-- start --

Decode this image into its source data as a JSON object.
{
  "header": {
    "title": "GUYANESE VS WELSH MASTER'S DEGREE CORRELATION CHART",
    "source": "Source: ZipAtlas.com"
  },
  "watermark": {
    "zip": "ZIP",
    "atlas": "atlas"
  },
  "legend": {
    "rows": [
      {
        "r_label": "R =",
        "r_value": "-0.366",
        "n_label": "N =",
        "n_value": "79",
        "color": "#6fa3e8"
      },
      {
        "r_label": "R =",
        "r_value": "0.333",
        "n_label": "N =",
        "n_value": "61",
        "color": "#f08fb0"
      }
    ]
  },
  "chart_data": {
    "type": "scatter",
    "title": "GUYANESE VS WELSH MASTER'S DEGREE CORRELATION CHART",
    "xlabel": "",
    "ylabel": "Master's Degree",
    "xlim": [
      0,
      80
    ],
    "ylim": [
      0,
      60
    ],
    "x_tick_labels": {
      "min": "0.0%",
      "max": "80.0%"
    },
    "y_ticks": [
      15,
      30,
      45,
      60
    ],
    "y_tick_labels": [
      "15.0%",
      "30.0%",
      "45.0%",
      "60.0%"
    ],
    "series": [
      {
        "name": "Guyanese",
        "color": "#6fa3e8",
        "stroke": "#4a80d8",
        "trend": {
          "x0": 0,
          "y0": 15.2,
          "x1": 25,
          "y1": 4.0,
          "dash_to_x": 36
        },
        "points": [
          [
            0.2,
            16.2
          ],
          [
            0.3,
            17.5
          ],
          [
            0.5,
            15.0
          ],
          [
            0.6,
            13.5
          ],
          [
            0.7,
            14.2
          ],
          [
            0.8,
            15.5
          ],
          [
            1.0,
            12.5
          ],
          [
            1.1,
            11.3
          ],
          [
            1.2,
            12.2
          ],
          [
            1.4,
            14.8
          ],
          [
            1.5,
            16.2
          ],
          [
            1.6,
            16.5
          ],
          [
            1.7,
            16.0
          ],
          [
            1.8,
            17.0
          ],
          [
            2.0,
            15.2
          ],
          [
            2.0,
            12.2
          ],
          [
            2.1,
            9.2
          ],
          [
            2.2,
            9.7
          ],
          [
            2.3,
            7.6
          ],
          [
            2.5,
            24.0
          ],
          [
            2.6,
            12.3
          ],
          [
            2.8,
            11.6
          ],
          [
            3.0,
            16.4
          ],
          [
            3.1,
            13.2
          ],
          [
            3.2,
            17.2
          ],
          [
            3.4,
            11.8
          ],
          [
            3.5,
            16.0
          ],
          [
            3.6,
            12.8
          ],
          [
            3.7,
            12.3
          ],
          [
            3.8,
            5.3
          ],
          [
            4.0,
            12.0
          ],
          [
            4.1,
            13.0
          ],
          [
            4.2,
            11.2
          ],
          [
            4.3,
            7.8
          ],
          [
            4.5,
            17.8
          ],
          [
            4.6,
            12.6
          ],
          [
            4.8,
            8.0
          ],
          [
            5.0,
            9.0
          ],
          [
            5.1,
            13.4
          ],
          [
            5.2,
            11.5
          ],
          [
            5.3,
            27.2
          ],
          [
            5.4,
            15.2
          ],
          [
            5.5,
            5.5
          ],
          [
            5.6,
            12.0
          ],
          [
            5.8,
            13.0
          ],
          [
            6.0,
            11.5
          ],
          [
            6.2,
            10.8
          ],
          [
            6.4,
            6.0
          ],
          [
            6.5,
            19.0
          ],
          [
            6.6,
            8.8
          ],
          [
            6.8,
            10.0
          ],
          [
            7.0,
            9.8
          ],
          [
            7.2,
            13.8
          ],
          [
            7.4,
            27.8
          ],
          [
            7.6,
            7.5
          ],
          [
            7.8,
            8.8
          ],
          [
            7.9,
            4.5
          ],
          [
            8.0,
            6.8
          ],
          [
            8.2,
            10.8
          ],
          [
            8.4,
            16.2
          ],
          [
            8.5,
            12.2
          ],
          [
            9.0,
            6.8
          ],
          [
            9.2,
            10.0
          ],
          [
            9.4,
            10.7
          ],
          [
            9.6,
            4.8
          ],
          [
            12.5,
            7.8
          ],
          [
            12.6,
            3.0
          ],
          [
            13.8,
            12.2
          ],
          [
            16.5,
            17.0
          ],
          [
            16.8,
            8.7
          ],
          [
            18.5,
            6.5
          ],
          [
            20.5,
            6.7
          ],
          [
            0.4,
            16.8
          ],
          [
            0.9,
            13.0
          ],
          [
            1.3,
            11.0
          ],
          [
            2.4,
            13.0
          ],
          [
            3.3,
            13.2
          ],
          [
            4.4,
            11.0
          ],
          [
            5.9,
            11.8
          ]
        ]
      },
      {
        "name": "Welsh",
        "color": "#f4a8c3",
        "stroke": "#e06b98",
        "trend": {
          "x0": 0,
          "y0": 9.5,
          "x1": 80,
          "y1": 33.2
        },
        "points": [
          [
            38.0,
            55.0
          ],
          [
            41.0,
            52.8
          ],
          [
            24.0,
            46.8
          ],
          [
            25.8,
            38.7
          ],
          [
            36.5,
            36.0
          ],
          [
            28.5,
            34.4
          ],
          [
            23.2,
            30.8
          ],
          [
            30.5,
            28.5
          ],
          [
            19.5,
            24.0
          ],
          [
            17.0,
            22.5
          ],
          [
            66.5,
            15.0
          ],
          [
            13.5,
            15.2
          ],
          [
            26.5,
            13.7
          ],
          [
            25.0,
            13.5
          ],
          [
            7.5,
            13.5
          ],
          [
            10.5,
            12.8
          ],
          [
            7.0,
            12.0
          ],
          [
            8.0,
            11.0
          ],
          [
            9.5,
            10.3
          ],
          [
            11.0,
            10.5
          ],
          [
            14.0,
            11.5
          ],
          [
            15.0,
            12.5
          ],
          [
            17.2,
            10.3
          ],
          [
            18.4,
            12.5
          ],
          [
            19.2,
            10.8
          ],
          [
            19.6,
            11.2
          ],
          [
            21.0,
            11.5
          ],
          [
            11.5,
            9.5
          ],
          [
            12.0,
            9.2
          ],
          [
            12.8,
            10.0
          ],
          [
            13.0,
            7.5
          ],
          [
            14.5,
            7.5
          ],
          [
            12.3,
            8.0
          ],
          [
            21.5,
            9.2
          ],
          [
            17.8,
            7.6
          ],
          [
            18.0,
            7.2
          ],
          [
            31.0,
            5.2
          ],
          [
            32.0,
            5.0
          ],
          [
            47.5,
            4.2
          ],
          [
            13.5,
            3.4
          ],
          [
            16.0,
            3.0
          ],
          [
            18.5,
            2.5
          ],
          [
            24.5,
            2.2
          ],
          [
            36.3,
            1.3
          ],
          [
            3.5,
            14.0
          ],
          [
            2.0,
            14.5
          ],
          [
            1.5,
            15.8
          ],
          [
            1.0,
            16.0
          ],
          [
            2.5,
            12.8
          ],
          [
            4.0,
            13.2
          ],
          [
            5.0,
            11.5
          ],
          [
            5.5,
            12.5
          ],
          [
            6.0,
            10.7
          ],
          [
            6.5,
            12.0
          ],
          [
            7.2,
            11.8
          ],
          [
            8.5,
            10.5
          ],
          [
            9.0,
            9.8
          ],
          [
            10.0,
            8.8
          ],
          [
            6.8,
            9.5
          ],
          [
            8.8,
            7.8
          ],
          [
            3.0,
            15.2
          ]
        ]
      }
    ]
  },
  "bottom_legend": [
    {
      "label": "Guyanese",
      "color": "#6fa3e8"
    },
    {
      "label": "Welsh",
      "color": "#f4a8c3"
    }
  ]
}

-- end --

** SHORT PROBLEM **
Give only the count of lines in which the string "source" appears.

** ANSWER IN FULL **
2